* begin RECORDS FOR THE EXERCISE *
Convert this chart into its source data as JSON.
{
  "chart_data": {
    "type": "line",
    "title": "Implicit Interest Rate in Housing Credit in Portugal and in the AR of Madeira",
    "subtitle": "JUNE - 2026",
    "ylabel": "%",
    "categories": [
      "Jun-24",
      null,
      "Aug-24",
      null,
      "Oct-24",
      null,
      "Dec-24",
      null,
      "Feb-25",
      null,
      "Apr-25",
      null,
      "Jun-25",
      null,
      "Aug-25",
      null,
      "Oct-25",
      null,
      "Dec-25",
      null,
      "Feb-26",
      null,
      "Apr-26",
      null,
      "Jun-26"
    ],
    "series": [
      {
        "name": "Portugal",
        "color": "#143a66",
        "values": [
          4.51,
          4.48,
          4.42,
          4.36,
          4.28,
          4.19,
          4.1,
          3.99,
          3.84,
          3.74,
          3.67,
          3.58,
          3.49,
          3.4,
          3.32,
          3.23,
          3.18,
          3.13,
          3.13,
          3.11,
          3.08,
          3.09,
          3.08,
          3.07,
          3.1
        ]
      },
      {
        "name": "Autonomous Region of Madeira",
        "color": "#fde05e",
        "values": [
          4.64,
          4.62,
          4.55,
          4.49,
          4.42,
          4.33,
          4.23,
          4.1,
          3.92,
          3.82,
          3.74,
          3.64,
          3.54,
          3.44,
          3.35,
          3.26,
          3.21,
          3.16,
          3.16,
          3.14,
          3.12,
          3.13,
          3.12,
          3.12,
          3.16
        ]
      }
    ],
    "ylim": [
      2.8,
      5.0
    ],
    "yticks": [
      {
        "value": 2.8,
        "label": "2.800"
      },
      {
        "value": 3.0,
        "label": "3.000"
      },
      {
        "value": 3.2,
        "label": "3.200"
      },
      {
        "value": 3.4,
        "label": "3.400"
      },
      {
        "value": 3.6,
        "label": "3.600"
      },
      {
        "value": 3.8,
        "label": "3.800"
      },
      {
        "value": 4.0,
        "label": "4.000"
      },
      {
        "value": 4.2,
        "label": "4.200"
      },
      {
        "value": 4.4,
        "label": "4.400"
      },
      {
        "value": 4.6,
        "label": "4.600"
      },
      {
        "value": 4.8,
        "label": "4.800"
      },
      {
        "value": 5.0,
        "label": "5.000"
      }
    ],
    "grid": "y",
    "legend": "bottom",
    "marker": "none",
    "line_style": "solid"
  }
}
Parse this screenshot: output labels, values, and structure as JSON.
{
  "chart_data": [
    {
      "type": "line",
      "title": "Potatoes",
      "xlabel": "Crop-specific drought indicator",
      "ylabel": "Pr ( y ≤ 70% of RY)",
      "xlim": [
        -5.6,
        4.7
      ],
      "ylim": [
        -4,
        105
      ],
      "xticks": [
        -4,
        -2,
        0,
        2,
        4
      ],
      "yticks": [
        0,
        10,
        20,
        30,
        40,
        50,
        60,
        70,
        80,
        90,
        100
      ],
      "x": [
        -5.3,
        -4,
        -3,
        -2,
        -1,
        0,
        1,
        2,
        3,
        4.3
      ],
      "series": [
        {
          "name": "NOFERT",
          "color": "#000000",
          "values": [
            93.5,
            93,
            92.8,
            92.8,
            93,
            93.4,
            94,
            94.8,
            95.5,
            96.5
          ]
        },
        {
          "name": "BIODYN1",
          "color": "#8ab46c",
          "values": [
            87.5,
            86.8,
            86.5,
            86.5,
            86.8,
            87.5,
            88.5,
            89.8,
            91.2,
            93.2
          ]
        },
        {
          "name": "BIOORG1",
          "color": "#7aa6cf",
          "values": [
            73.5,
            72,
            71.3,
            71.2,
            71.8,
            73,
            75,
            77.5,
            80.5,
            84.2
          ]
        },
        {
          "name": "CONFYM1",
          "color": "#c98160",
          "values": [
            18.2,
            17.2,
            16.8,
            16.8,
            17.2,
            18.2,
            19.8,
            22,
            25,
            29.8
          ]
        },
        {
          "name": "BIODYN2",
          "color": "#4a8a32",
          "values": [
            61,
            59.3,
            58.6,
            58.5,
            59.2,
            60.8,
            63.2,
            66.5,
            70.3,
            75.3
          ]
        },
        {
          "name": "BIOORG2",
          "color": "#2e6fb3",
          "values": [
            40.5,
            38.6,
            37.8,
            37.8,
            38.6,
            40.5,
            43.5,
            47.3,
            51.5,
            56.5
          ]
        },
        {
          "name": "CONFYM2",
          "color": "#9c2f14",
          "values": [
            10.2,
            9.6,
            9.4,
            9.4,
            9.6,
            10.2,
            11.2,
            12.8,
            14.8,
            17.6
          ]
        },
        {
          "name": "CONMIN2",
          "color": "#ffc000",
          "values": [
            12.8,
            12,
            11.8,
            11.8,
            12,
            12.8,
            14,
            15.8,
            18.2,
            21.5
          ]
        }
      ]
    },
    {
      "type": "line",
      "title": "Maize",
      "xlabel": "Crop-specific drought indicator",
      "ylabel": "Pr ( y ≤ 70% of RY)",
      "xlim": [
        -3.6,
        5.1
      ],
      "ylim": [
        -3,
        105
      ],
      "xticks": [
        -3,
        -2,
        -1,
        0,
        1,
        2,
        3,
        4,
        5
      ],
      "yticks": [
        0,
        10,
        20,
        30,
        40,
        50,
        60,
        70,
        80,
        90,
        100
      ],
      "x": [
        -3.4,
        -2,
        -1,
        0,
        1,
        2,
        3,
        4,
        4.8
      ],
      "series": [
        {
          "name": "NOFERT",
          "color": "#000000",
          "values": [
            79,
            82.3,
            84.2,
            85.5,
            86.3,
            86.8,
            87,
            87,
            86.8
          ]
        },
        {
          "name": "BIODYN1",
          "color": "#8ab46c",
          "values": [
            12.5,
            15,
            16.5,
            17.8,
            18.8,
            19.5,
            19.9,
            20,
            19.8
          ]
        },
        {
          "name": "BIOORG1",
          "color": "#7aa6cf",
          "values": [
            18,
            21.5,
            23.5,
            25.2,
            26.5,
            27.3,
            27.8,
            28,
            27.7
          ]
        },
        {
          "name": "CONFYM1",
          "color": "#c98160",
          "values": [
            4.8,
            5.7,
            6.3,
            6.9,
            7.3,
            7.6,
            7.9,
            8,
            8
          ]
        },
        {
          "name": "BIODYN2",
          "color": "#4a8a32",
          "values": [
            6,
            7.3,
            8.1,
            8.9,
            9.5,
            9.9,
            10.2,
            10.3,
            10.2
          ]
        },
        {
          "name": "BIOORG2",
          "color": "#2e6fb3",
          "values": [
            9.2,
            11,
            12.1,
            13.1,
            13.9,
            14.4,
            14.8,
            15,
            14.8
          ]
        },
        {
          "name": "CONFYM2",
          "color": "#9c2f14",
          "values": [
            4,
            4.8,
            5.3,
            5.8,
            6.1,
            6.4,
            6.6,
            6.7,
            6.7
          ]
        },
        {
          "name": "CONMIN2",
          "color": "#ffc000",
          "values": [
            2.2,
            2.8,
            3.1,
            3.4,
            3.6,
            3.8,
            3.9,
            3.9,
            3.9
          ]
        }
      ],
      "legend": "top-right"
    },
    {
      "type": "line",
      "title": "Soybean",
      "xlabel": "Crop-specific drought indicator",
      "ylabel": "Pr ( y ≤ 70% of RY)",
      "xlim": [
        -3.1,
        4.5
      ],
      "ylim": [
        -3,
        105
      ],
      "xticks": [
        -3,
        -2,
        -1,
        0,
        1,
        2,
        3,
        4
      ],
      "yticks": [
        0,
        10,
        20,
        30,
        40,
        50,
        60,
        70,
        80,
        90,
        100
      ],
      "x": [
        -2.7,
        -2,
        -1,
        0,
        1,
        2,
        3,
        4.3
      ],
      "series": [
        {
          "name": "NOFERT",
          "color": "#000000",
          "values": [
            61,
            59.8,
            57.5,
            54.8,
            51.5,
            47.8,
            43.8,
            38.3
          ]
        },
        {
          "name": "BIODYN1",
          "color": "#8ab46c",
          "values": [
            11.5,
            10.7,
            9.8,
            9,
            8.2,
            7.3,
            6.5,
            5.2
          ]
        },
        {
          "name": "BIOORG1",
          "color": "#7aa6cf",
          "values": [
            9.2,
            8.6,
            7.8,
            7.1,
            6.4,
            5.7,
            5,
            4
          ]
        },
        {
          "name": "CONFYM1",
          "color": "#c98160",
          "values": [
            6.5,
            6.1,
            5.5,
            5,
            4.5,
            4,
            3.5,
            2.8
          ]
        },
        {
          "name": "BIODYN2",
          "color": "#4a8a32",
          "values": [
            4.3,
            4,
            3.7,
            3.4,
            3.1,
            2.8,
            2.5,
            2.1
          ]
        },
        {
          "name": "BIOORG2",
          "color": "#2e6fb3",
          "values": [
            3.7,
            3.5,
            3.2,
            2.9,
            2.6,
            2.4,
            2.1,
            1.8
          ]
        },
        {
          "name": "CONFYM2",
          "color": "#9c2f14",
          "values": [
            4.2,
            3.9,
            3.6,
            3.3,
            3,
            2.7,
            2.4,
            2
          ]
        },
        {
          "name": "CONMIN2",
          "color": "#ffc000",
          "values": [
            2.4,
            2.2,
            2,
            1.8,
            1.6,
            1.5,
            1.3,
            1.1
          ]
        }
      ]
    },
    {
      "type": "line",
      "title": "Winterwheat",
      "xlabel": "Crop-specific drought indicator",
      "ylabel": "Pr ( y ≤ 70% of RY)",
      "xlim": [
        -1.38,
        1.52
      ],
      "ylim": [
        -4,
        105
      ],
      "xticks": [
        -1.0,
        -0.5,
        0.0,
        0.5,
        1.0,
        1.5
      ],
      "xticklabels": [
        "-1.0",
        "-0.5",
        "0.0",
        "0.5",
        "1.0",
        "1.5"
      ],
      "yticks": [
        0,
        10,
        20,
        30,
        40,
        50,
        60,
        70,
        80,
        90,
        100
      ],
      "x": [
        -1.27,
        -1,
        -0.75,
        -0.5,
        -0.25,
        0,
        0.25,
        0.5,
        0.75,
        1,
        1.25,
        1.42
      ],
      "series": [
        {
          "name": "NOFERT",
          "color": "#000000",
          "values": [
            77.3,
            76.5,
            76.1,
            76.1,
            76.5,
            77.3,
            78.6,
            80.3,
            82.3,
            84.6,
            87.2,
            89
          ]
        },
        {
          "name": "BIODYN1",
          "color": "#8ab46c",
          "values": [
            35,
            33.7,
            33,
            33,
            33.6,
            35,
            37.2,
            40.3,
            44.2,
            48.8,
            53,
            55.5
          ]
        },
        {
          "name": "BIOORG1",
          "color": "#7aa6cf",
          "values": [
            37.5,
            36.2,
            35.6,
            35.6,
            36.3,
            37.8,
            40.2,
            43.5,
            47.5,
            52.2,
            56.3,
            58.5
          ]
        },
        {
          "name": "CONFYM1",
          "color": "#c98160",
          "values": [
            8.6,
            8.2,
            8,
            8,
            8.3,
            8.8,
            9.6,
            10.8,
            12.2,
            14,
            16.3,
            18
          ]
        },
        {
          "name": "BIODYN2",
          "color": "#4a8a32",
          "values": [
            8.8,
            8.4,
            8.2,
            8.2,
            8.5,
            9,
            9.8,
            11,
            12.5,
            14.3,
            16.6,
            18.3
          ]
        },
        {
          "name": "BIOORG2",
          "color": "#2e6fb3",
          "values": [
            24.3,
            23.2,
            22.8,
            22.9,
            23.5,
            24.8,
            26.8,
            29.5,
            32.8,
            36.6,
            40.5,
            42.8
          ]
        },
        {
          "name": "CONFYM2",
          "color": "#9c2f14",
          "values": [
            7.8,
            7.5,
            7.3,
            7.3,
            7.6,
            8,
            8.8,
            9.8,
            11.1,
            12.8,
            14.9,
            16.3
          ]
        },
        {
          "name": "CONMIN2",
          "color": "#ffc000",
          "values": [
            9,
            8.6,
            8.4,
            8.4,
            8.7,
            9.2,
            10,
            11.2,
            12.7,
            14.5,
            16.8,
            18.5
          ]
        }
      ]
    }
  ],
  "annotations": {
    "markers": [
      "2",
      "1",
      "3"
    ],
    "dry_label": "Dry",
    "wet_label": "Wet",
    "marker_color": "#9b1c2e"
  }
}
* end RECORDS FOR THE EXERCISE *
**TASK DETAILS**:
Copy each line from the data above that includes "Portugal".

**SOLUTION TO THE EXERCISE**:
    "title": "Implicit Interest Rate in Housing Credit in Portugal and in the AR of Madeira",
        "name": "Portugal",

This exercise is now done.